[Collection entries]
* BEGIN *
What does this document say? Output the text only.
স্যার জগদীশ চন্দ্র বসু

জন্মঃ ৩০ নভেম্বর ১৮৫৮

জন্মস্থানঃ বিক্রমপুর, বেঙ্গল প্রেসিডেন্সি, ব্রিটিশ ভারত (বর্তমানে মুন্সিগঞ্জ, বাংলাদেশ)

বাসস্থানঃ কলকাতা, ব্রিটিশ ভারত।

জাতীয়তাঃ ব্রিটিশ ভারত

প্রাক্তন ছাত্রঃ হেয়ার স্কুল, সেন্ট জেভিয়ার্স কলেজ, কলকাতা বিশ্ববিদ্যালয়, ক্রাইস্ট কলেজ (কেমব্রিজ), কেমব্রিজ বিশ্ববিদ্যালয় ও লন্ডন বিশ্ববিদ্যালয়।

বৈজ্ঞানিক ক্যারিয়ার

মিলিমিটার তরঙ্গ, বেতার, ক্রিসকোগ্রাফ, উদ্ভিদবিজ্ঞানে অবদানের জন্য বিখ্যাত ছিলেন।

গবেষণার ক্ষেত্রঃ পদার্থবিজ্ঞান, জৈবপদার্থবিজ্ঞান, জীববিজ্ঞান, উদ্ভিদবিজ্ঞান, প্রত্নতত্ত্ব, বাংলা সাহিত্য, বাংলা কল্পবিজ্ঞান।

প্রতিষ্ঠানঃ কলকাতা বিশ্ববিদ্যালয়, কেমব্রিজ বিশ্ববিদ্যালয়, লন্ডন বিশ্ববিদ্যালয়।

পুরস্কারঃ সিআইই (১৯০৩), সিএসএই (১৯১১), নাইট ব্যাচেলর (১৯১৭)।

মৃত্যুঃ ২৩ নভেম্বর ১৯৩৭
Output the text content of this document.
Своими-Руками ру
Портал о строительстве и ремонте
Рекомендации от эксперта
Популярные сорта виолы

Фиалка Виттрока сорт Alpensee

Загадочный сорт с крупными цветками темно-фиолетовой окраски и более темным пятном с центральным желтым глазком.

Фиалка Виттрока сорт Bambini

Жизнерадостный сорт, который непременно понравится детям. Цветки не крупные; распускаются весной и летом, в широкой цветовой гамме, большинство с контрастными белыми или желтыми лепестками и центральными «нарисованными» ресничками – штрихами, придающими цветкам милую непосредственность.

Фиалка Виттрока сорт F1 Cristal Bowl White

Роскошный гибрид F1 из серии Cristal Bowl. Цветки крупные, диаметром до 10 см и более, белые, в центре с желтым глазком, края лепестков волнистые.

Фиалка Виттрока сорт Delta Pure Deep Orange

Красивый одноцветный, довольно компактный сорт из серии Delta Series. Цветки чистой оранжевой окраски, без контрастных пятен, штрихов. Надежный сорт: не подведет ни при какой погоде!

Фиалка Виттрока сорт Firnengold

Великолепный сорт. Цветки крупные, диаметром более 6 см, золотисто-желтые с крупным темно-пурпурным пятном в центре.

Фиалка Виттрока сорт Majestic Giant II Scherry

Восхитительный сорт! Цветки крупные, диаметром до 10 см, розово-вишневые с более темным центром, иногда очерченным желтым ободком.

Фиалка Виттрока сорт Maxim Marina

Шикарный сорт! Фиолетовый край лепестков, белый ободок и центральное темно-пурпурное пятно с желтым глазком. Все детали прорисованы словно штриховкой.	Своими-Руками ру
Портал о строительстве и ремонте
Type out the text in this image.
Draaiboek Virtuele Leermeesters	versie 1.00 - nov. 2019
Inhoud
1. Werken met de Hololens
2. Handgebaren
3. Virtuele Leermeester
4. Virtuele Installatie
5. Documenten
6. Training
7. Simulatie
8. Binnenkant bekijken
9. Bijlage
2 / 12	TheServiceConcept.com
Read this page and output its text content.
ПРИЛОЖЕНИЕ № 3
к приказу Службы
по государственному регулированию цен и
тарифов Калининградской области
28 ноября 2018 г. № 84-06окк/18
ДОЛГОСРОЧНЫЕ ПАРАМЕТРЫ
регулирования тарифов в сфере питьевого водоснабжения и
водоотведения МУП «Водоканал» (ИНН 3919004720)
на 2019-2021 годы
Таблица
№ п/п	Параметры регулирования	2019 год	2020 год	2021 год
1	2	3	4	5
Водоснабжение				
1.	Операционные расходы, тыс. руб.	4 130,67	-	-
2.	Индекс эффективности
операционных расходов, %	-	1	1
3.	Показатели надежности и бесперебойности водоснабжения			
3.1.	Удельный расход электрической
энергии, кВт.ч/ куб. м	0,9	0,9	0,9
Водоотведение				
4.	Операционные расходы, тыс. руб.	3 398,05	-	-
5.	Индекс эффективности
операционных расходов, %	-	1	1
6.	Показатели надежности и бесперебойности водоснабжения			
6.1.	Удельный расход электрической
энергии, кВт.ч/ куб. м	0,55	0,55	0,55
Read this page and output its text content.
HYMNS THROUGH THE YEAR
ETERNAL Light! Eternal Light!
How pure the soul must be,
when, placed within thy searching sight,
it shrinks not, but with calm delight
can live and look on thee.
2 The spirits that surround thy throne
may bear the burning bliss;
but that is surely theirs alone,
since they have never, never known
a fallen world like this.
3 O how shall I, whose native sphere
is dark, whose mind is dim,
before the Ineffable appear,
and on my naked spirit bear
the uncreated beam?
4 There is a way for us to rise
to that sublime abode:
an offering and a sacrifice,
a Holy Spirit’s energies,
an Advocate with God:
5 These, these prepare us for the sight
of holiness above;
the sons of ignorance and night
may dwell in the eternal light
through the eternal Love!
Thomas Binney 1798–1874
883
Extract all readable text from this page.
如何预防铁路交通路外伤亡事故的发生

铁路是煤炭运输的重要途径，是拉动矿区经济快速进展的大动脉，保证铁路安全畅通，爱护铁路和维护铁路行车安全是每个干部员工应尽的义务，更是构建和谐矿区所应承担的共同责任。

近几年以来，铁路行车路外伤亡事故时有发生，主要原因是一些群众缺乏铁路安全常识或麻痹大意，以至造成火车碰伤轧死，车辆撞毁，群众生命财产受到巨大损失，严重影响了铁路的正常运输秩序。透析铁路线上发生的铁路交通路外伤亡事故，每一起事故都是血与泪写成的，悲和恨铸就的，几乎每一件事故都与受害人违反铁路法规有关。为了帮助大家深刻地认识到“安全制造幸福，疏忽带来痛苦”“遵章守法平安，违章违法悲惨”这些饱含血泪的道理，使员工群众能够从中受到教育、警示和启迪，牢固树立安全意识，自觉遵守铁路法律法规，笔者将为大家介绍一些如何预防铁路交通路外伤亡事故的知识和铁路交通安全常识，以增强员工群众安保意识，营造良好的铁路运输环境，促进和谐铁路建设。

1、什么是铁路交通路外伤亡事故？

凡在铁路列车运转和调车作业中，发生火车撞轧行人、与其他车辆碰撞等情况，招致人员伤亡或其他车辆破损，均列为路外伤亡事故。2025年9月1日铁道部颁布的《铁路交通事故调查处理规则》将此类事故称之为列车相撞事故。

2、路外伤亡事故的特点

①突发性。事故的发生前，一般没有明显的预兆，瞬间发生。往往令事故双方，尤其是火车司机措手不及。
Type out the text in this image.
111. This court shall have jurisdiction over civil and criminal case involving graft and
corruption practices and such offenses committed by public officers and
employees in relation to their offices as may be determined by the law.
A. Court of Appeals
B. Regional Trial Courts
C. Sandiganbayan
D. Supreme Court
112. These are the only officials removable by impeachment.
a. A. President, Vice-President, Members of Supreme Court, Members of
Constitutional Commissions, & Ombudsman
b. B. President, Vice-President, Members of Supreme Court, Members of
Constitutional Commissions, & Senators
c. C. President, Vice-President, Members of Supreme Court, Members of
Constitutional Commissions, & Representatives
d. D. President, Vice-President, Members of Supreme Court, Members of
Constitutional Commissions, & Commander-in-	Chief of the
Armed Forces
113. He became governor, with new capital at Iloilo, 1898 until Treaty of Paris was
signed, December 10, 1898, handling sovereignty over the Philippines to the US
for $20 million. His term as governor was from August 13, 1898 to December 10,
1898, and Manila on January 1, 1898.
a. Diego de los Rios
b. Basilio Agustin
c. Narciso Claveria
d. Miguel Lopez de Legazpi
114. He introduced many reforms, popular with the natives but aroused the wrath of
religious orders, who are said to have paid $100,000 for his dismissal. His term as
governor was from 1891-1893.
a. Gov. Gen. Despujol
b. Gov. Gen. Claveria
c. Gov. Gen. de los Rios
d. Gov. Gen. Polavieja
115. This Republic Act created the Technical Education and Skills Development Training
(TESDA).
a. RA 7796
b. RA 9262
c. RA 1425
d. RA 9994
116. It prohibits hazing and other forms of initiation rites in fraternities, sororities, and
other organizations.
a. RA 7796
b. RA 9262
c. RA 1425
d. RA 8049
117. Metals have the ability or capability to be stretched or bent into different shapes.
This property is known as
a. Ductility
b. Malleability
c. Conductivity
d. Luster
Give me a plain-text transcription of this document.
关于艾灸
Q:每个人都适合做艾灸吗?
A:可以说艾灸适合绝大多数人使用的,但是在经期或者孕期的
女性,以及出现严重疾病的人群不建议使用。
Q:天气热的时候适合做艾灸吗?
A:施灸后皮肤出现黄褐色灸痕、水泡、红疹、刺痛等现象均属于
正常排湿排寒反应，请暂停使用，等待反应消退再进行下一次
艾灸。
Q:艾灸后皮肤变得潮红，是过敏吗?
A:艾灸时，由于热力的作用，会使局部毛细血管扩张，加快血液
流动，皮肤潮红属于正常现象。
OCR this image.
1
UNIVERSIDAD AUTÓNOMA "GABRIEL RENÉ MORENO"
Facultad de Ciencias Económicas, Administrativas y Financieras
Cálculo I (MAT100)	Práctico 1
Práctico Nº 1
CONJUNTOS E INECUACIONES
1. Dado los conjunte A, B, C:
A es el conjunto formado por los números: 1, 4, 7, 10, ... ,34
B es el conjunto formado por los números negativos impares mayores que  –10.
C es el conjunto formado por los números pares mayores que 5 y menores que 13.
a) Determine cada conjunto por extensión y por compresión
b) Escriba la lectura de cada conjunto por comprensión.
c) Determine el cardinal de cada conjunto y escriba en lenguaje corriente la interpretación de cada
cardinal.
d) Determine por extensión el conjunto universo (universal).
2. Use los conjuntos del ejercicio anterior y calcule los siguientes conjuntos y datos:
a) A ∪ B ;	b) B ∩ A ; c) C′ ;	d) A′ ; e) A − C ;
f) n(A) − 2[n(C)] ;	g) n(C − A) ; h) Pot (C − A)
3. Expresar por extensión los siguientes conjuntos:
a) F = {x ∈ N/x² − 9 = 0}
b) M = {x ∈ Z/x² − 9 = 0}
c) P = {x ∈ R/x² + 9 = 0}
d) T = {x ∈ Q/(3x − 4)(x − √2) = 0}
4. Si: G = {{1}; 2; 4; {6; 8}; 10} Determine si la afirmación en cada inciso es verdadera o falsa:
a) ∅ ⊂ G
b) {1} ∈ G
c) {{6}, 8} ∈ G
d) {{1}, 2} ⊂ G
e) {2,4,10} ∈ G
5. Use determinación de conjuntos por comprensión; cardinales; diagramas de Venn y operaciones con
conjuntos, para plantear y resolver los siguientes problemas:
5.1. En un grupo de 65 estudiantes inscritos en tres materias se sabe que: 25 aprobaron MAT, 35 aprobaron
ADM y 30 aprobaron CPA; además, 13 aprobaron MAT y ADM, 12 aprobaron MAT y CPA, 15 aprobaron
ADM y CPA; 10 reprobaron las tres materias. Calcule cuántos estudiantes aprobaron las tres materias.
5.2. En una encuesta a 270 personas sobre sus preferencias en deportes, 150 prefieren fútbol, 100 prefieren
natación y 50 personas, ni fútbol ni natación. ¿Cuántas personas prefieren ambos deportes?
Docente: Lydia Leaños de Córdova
* END *
• What you should do: From the data above, copy each line that has the string "темным".

• Result for this task:
Загадочный сорт с крупными цветками темно-фиолетовой окраски и более темным пятном с центральным желтым глазком.
Восхитительный сорт! Цветки крупные, диаметром до 10 см, розово-вишневые с более темным центром, иногда очерченным желтым ободком.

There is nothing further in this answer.